### TASK DESCRIPTION:
Only lines with the word "TradingView" are needed; collect each of them from the listing below.
== PROVIDED RECORDS
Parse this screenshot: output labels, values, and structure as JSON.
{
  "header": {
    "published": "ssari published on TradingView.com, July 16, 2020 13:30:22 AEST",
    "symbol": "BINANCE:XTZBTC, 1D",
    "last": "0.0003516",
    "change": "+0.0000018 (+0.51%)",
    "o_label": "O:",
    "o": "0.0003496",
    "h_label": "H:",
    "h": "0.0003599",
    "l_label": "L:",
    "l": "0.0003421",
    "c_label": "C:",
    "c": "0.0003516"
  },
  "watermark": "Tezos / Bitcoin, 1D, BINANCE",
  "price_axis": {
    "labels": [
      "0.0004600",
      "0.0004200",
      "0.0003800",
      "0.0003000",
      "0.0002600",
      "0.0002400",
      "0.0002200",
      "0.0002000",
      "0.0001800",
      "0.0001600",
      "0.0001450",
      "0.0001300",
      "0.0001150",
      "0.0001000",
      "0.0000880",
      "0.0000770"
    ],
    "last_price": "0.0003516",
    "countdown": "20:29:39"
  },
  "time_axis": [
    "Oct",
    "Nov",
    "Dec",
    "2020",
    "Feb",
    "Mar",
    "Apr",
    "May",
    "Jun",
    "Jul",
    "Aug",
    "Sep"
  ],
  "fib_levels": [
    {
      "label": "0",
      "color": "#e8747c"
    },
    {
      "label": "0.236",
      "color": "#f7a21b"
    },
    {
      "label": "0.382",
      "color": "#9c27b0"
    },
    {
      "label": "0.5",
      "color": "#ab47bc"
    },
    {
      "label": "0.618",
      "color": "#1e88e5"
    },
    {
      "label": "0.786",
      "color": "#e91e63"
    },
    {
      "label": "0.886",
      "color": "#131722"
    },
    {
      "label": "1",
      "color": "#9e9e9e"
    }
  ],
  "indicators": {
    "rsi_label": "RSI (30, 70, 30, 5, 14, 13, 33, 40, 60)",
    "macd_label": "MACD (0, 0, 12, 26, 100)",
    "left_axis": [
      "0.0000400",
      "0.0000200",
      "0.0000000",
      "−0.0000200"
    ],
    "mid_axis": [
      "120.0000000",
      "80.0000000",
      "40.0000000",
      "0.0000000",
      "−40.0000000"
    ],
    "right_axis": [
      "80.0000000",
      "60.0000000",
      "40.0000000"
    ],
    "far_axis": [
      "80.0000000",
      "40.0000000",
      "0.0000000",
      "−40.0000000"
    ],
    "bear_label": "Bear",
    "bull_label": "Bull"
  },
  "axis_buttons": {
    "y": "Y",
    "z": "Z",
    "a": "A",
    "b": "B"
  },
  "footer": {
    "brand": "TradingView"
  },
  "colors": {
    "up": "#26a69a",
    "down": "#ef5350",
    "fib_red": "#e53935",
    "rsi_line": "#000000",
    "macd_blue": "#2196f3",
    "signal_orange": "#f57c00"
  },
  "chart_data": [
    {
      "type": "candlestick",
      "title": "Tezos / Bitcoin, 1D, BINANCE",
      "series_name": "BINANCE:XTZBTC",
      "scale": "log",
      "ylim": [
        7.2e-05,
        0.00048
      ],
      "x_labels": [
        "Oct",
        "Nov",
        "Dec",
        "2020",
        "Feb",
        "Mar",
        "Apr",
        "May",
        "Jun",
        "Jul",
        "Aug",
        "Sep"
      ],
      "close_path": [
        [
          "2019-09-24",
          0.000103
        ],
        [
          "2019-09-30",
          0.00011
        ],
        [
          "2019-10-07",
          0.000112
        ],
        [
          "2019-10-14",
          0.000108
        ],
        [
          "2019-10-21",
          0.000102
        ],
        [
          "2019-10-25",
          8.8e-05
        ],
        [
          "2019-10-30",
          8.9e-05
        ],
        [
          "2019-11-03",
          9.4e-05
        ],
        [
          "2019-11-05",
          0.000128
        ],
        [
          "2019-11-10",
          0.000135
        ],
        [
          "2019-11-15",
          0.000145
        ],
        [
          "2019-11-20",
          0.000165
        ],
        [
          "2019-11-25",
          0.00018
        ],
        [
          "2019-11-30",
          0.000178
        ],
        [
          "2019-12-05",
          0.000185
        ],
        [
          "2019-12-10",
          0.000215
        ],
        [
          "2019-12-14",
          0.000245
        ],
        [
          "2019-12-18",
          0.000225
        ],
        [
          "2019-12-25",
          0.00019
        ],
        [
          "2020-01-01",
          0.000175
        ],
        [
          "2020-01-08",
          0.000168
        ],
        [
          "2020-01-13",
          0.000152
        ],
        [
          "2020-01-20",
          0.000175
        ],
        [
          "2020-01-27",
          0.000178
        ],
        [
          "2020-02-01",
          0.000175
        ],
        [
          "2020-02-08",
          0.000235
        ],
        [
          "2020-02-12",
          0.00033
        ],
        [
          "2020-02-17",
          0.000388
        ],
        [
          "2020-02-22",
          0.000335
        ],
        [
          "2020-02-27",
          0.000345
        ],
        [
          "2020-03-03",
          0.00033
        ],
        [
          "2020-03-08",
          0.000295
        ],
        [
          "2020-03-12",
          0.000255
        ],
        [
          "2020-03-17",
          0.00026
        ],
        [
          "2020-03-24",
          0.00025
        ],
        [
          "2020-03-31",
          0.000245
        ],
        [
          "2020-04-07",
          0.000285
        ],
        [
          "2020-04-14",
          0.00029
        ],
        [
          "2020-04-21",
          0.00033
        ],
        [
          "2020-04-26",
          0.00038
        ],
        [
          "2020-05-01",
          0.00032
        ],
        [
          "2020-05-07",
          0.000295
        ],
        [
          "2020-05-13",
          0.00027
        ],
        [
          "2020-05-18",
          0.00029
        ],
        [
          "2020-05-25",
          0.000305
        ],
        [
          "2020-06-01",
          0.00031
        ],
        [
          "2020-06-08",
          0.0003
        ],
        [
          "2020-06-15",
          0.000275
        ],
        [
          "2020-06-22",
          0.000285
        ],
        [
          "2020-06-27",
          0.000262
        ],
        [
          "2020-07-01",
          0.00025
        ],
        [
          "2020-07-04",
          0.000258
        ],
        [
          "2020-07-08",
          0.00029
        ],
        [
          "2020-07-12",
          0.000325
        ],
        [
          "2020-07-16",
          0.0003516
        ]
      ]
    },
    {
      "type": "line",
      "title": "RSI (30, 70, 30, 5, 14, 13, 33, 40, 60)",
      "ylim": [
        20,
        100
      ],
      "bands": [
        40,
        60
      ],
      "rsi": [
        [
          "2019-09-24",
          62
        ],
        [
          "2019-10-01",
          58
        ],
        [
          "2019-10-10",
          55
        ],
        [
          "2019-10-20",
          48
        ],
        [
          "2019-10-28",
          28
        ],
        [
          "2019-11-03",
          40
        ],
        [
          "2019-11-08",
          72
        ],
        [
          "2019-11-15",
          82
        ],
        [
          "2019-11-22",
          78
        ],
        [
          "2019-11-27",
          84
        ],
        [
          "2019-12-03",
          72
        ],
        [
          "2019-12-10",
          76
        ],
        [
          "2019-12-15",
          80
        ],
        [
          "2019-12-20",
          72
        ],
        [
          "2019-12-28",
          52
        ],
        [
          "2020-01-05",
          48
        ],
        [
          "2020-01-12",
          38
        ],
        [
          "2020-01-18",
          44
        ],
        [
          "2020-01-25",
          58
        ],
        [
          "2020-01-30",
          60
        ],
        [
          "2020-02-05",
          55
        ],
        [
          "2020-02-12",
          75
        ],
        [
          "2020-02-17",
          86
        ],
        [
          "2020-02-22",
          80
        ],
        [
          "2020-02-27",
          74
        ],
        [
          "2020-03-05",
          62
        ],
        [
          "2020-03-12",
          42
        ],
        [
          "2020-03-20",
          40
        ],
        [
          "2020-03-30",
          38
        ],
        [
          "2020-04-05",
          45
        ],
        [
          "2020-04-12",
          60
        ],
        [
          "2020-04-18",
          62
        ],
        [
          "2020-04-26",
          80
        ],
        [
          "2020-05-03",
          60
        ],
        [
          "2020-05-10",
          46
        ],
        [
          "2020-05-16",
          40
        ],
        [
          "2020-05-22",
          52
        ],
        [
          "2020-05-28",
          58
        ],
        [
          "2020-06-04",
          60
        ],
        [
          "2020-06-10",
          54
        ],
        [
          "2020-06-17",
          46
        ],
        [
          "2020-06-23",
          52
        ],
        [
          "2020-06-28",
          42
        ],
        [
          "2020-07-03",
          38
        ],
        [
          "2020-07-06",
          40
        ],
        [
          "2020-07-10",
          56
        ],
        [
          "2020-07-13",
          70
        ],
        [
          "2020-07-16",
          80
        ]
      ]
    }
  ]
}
====
### RESPONSE TO THE TASK:
    "published": "ssari published on TradingView.com, July 16, 2020 13:30:22 AEST",
    "brand": "TradingView"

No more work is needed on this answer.